▶ _Records shown_
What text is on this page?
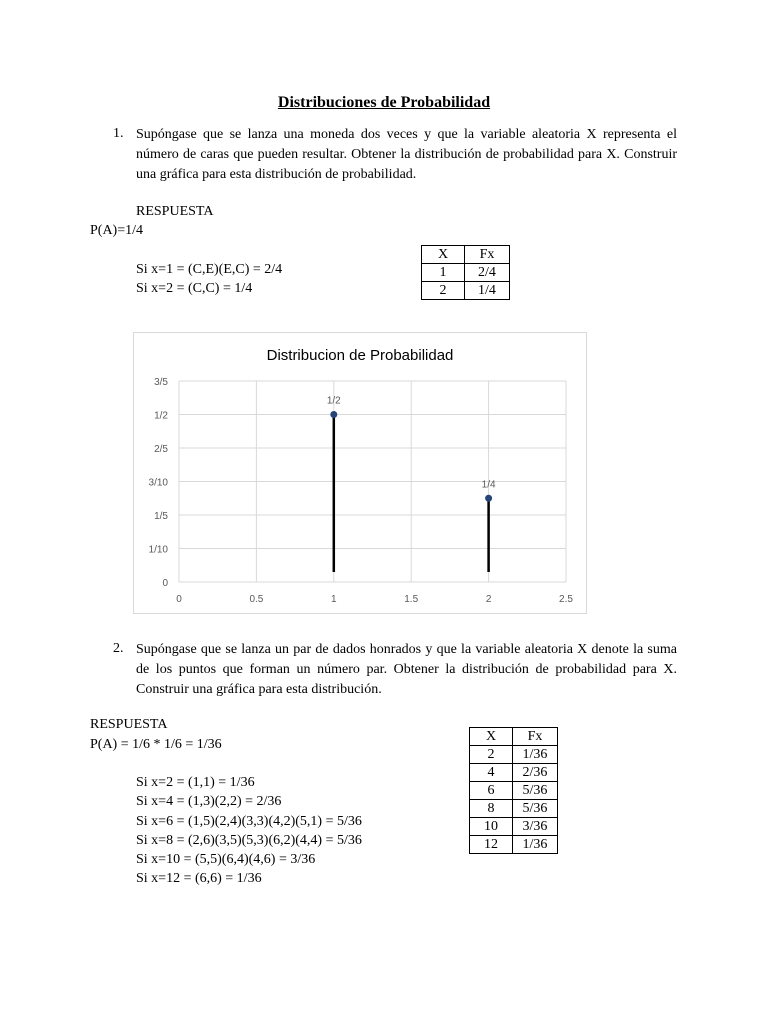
Distribuciones de Probabilidad
1. Supóngase que se lanza una moneda dos veces y que la variable aleatoria X representa el número de caras que pueden resultar. Obtener la distribución de probabilidad para X. Construir una gráfica para esta distribución de probabilidad.

RESPUESTA
P(A)=1/4
Si x=1 = (C,E)(E,C) = 2/4
Si x=2 = (C,C) = 1/4
X	Fx
1	2/4
2	1/4
Distribucion de Probabilidad
0	0.5	1	1.5	2	2.5
0
1/10
1/5
3/10
2/5
1/2
3/5
1/2
1/4
2. Supóngase que se lanza un par de dados honrados y que la variable aleatoria X denote la suma de los puntos que forman un número par. Obtener la distribución de probabilidad para X. Construir una gráfica para esta distribución.

RESPUESTA
P(A) = 1/6 * 1/6 = 1/36
Si x=2 = (1,1) = 1/36
Si x=4 = (1,3)(2,2) = 2/36
Si x=6 = (1,5)(2,4)(3,3)(4,2)(5,1) = 5/36
Si x=8 = (2,6)(3,5)(5,3)(6,2)(4,4) = 5/36
Si x=10 = (5,5)(6,4)(4,6) = 3/36
Si x=12 = (6,6) = 1/36
X	Fx
2	1/36
4	2/36
6	5/36
8	5/36
10	3/36
12	1/36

▶ _What you are asked to do_
Transcribe every record above exactly, leaving out the pictures.

▶ _The solution_
What text is on this page?
Distribuciones de Probabilidad
1. Supóngase que se lanza una moneda dos veces y que la variable aleatoria X representa el número de caras que pueden resultar. Obtener la distribución de probabilidad para X. Construir una gráfica para esta distribución de probabilidad.

RESPUESTA
P(A)=1/4
Si x=1 = (C,E)(E,C) = 2/4
Si x=2 = (C,C) = 1/4
X	Fx
1	2/4
2	1/4
Distribucion de Probabilidad
0	0.5	1	1.5	2	2.5
0
1/10
1/5
3/10
2/5
1/2
3/5
1/2
1/4
2. Supóngase que se lanza un par de dados honrados y que la variable aleatoria X denote la suma de los puntos que forman un número par. Obtener la distribución de probabilidad para X. Construir una gráfica para esta distribución.

RESPUESTA
P(A) = 1/6 * 1/6 = 1/36
Si x=2 = (1,1) = 1/36
Si x=4 = (1,3)(2,2) = 2/36
Si x=6 = (1,5)(2,4)(3,3)(4,2)(5,1) = 5/36
Si x=8 = (2,6)(3,5)(5,3)(6,2)(4,4) = 5/36
Si x=10 = (5,5)(6,4)(4,6) = 3/36
Si x=12 = (6,6) = 1/36
X	Fx
2	1/36
4	2/36
6	5/36
8	5/36
10	3/36
12	1/36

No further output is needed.